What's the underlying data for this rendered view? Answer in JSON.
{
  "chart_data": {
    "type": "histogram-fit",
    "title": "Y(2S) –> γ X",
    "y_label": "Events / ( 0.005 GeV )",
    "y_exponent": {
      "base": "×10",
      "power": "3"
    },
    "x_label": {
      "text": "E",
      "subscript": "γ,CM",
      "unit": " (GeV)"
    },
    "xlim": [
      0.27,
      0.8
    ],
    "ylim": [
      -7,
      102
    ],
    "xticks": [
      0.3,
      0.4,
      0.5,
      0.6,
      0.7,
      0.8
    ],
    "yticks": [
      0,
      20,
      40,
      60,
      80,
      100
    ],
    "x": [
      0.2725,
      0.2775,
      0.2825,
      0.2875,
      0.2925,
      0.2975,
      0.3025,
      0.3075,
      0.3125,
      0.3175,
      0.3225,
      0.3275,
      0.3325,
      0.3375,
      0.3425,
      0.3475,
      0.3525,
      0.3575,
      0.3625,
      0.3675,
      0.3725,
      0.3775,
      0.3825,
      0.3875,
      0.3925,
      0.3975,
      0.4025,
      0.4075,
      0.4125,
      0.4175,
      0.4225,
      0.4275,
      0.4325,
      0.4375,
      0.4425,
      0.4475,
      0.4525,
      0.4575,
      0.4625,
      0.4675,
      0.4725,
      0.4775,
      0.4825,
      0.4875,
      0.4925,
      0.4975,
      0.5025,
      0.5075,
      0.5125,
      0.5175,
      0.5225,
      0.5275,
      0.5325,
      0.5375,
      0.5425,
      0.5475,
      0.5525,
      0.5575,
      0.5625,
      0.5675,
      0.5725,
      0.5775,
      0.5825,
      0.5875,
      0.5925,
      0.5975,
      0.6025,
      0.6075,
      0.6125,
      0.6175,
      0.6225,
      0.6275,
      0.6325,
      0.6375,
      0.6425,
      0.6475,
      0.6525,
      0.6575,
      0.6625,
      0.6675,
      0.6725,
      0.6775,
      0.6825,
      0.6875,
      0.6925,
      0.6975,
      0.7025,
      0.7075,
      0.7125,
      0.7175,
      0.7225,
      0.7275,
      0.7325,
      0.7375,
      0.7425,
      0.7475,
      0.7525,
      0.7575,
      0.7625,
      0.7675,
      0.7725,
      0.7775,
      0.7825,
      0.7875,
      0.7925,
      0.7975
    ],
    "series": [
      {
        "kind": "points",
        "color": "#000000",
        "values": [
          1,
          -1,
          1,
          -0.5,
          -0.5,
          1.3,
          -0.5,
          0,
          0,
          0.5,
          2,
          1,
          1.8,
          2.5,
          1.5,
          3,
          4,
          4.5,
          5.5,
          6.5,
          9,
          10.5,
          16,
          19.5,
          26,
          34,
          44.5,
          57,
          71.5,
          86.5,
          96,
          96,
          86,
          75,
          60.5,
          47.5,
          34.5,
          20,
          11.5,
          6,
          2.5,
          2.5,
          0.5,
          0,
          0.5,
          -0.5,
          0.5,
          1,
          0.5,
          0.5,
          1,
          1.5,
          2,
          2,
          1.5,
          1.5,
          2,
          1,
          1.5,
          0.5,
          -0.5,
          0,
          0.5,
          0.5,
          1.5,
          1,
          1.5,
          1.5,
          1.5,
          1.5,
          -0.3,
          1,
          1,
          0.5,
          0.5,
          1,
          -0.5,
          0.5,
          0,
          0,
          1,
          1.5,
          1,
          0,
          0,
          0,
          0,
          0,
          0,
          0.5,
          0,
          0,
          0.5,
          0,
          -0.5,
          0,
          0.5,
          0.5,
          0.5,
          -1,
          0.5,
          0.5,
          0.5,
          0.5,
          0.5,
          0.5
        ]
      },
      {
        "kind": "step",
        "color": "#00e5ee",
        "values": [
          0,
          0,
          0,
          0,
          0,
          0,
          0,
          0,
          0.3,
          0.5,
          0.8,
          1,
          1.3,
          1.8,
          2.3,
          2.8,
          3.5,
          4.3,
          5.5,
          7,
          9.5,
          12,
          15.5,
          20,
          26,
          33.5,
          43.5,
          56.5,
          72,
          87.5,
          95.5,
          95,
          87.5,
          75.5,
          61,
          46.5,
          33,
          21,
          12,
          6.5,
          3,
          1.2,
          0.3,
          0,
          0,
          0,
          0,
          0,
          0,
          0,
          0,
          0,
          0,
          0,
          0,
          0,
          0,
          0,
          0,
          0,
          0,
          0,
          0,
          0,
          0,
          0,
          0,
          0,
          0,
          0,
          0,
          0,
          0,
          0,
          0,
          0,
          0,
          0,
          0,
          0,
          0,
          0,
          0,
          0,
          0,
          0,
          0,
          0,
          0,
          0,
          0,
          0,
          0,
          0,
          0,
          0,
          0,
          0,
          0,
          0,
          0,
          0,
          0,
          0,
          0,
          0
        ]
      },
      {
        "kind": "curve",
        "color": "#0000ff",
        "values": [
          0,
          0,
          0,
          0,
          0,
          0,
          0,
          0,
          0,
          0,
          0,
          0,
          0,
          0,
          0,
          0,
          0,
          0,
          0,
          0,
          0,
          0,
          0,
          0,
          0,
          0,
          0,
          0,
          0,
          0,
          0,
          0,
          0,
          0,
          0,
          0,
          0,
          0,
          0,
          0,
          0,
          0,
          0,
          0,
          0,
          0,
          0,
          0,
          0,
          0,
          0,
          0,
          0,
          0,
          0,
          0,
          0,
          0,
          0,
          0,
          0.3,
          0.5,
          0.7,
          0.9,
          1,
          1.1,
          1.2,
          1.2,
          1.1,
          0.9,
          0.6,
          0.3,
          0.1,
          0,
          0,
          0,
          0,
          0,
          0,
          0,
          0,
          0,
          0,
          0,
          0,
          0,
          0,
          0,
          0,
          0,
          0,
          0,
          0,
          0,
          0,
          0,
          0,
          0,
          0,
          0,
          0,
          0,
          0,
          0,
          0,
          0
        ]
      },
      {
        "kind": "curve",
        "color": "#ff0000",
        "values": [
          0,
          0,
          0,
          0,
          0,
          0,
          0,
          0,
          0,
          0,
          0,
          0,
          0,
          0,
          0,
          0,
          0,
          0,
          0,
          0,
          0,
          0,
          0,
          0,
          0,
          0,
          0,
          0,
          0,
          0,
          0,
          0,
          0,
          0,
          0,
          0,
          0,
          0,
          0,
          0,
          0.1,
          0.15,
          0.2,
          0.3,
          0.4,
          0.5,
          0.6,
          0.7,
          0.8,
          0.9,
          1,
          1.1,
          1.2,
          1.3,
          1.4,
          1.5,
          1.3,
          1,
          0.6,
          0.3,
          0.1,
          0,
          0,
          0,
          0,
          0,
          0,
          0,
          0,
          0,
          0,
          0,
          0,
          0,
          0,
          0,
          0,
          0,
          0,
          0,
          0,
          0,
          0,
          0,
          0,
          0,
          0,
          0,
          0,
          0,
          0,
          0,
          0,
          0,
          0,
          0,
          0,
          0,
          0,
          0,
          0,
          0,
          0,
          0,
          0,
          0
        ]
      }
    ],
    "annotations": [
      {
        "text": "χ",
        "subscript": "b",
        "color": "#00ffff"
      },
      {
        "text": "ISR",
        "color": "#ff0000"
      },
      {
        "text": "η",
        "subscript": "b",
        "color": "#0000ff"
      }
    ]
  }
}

» **Problem requirements**
Count the lines in the records above that contain the word "color", and give only the number.

» **Answer to this task**
7